** Short exercise **
Starting with the line containing "13, 925, 27]" and continuing through the line containing "95, 190, 124]", rewrite the material in the block below with "banner-letter-tile" swapped for "banner-char-tile" everywhere and every other part unchanged. Output only those lines.

** Data supplied **
++++++++
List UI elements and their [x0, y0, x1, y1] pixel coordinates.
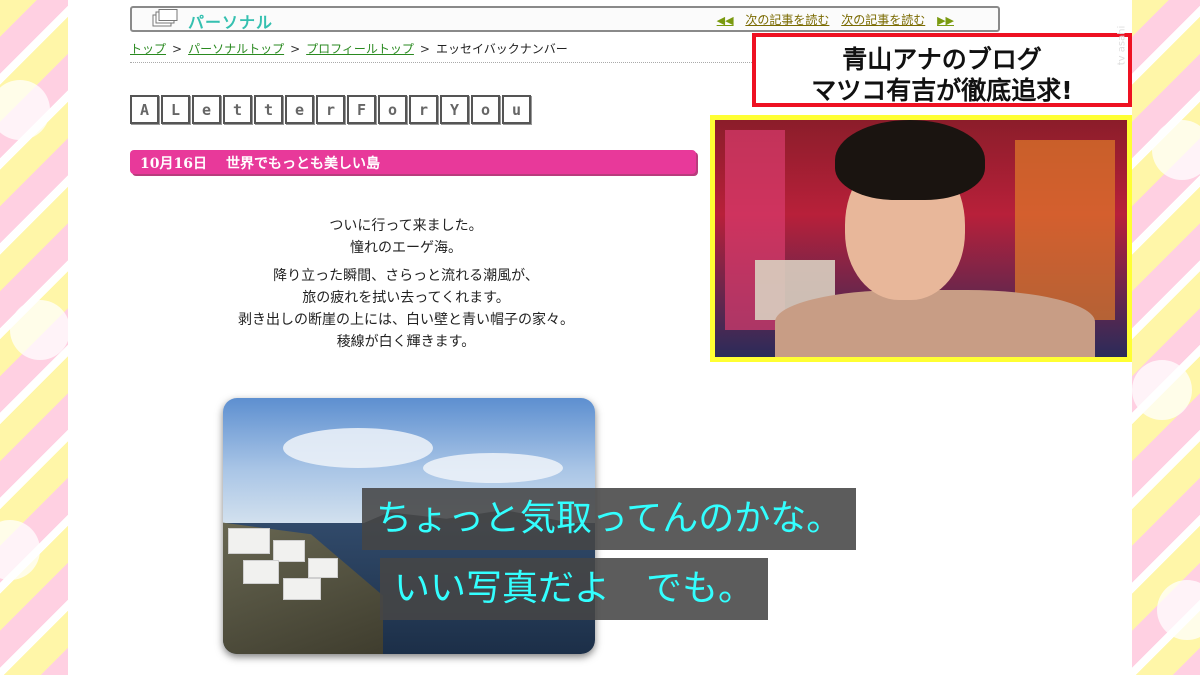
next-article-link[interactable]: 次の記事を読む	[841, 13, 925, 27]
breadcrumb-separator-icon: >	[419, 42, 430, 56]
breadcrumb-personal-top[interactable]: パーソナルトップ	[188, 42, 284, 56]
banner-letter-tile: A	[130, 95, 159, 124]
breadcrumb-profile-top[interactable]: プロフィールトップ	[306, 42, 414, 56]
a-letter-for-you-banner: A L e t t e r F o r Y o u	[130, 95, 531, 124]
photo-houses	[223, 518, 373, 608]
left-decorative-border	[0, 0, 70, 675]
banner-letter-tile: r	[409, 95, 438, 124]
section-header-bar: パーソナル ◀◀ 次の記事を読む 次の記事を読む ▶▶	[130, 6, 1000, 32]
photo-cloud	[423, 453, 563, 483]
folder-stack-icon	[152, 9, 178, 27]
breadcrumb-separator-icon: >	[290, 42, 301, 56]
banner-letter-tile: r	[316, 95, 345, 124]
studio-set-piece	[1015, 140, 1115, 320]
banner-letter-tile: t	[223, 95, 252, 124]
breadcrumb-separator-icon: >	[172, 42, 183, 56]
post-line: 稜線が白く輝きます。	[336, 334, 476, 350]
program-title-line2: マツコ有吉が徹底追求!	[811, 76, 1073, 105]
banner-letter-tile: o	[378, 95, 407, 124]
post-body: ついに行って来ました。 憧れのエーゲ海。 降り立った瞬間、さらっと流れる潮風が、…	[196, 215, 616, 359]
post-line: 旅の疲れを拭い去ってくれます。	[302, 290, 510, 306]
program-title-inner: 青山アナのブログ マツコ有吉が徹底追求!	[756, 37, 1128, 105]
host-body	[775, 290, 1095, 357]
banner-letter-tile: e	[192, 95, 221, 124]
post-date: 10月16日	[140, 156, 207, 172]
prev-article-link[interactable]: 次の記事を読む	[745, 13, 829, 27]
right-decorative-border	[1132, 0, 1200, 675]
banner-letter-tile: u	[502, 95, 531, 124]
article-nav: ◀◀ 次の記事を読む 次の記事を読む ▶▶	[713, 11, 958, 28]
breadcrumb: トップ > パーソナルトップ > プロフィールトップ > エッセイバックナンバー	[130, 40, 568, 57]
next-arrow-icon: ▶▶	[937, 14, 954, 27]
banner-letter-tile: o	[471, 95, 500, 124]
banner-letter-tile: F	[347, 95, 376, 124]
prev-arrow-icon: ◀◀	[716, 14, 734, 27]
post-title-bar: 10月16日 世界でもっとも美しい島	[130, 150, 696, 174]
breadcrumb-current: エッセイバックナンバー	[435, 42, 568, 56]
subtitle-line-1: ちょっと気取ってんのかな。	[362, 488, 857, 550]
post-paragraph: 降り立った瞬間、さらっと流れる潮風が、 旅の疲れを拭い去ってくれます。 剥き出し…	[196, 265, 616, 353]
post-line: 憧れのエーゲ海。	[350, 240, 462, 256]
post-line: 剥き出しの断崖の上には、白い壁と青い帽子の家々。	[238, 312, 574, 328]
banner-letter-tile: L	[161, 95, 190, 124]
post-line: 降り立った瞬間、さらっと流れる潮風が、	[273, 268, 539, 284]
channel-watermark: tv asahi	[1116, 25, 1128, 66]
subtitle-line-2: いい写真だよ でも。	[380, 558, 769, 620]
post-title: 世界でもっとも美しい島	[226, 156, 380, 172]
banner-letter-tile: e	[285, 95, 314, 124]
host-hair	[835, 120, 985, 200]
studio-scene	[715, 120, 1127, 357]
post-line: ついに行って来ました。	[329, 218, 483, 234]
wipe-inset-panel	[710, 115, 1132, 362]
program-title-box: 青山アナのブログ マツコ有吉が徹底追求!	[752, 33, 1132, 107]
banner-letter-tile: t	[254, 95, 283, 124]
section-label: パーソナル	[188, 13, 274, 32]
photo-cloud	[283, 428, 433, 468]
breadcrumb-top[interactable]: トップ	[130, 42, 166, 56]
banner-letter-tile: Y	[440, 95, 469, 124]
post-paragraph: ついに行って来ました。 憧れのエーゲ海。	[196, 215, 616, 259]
++++++++
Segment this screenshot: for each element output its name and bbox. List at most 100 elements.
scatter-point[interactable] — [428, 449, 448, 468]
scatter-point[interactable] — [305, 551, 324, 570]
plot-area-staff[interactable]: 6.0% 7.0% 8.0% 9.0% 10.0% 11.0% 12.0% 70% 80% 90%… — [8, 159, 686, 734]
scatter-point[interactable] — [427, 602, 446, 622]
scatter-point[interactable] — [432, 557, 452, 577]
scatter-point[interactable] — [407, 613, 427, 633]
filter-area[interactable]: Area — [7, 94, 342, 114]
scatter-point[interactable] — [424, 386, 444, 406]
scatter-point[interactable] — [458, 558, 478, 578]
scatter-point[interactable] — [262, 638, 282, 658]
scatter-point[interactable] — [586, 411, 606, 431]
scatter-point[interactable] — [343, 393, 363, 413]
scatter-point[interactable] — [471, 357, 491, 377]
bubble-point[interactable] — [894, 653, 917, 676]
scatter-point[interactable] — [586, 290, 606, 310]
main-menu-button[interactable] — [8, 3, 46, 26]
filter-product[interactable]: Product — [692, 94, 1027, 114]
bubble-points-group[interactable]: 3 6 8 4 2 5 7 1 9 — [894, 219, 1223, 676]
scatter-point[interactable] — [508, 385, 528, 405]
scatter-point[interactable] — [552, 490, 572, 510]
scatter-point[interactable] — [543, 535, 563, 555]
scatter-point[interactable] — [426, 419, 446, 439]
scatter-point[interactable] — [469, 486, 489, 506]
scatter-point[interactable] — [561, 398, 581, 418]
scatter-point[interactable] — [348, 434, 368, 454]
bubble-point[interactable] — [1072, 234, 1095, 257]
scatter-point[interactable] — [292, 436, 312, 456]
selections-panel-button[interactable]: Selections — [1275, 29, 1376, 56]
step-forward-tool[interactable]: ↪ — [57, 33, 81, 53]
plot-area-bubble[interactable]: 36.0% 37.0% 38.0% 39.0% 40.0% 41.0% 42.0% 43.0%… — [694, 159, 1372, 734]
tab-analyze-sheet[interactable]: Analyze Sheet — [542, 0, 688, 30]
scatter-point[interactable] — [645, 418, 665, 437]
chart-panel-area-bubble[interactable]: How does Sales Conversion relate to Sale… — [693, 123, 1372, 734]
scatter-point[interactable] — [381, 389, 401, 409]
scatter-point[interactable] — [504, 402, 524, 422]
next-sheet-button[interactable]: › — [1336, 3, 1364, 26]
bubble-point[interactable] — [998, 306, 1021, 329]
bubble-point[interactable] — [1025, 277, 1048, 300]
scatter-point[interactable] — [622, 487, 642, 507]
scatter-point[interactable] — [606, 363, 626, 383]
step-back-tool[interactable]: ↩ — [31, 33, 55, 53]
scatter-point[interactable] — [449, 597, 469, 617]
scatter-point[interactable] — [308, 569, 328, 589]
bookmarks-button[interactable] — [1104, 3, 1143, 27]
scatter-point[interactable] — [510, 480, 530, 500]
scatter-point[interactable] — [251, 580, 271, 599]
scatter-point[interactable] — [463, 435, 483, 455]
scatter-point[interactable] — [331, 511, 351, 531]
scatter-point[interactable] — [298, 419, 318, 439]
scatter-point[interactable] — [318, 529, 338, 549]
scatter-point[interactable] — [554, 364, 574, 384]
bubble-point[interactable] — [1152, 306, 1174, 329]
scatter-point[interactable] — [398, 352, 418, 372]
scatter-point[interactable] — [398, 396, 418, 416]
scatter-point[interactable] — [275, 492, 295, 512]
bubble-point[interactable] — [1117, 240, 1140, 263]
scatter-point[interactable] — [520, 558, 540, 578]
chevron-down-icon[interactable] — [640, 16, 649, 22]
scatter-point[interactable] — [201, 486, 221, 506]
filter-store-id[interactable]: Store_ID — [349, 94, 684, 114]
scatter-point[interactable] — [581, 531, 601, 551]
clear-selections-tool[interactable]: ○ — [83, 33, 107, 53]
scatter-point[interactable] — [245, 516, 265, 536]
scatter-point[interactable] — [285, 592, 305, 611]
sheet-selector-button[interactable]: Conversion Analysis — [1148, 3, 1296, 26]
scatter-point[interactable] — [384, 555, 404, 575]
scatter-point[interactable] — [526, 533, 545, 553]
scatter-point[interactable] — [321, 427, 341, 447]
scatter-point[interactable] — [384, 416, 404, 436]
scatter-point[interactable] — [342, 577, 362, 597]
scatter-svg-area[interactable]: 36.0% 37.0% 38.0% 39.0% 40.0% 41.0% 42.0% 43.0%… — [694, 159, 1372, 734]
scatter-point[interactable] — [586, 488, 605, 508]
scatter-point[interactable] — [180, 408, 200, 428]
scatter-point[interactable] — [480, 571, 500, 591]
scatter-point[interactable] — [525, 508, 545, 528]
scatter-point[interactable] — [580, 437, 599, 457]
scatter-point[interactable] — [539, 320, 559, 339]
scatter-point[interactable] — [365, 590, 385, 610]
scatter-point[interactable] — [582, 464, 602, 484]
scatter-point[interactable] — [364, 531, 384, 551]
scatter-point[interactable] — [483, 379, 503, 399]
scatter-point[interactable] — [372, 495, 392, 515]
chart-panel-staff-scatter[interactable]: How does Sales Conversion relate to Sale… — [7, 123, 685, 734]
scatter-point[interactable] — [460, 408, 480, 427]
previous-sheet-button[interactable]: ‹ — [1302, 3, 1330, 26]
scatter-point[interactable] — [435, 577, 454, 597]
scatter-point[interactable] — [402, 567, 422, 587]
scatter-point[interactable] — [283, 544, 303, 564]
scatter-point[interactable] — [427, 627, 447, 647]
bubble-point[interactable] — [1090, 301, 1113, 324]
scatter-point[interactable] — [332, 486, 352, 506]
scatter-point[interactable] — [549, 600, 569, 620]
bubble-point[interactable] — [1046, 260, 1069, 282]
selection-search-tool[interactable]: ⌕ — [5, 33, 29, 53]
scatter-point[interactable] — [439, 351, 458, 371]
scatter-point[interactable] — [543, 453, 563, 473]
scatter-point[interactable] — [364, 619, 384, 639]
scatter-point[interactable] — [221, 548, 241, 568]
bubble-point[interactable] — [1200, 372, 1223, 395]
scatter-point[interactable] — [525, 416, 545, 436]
++++++++
** Final result **
next-article-link[interactable]: 次の記事を読む	[841, 13, 925, 27]
breadcrumb-separator-icon: >	[419, 42, 430, 56]
breadcrumb-personal-top[interactable]: パーソナルトップ	[188, 42, 284, 56]
banner-char-tile: A	[130, 95, 159, 124]
breadcrumb-profile-top[interactable]: プロフィールトップ	[306, 42, 414, 56]
a-letter-for-you-banner: A L e t t e r F o r Y o u	[130, 95, 531, 124]
photo-houses	[223, 518, 373, 608]
left-decorative-border	[0, 0, 70, 675]
banner-char-tile: r	[409, 95, 438, 124]
section-header-bar: パーソナル ◀◀ 次の記事を読む 次の記事を読む ▶▶	[130, 6, 1000, 32]
photo-cloud	[423, 453, 563, 483]
folder-stack-icon	[152, 9, 178, 27]
breadcrumb-separator-icon: >	[290, 42, 301, 56]
banner-char-tile: r	[316, 95, 345, 124]
studio-set-piece	[1015, 140, 1115, 320]
banner-char-tile: t	[223, 95, 252, 124]
breadcrumb-separator-icon: >	[172, 42, 183, 56]
post-line: 稜線が白く輝きます。	[336, 334, 476, 350]
program-title-line2: マツコ有吉が徹底追求!	[811, 76, 1073, 105]
banner-char-tile: o	[378, 95, 407, 124]
post-body: ついに行って来ました。 憧れのエーゲ海。 降り立った瞬間、さらっと流れる潮風が、…	[196, 215, 616, 359]
post-line: 旅の疲れを拭い去ってくれます。	[302, 290, 510, 306]
program-title-inner: 青山アナのブログ マツコ有吉が徹底追求!	[756, 37, 1128, 105]
host-body	[775, 290, 1095, 357]
banner-char-tile: e	[192, 95, 221, 124]
post-date: 10月16日	[140, 156, 207, 172]
prev-article-link[interactable]: 次の記事を読む	[745, 13, 829, 27]
right-decorative-border	[1132, 0, 1200, 675]
banner-char-tile: u	[502, 95, 531, 124]
article-nav: ◀◀ 次の記事を読む 次の記事を読む ▶▶	[713, 11, 958, 28]
breadcrumb: トップ > パーソナルトップ > プロフィールトップ > エッセイバックナンバー	[130, 40, 568, 57]
next-arrow-icon: ▶▶	[937, 14, 954, 27]
banner-char-tile: o	[471, 95, 500, 124]
banner-char-tile: F	[347, 95, 376, 124]
prev-arrow-icon: ◀◀	[716, 14, 734, 27]
post-title-bar: 10月16日 世界でもっとも美しい島	[130, 150, 696, 174]
breadcrumb-current: エッセイバックナンバー	[435, 42, 568, 56]
subtitle-line-1: ちょっと気取ってんのかな。	[362, 488, 857, 550]
post-paragraph: 降り立った瞬間、さらっと流れる潮風が、 旅の疲れを拭い去ってくれます。 剥き出し…	[196, 265, 616, 353]
post-line: 憧れのエーゲ海。	[350, 240, 462, 256]
post-line: 剥き出しの断崖の上には、白い壁と青い帽子の家々。	[238, 312, 574, 328]
banner-char-tile: L	[161, 95, 190, 124]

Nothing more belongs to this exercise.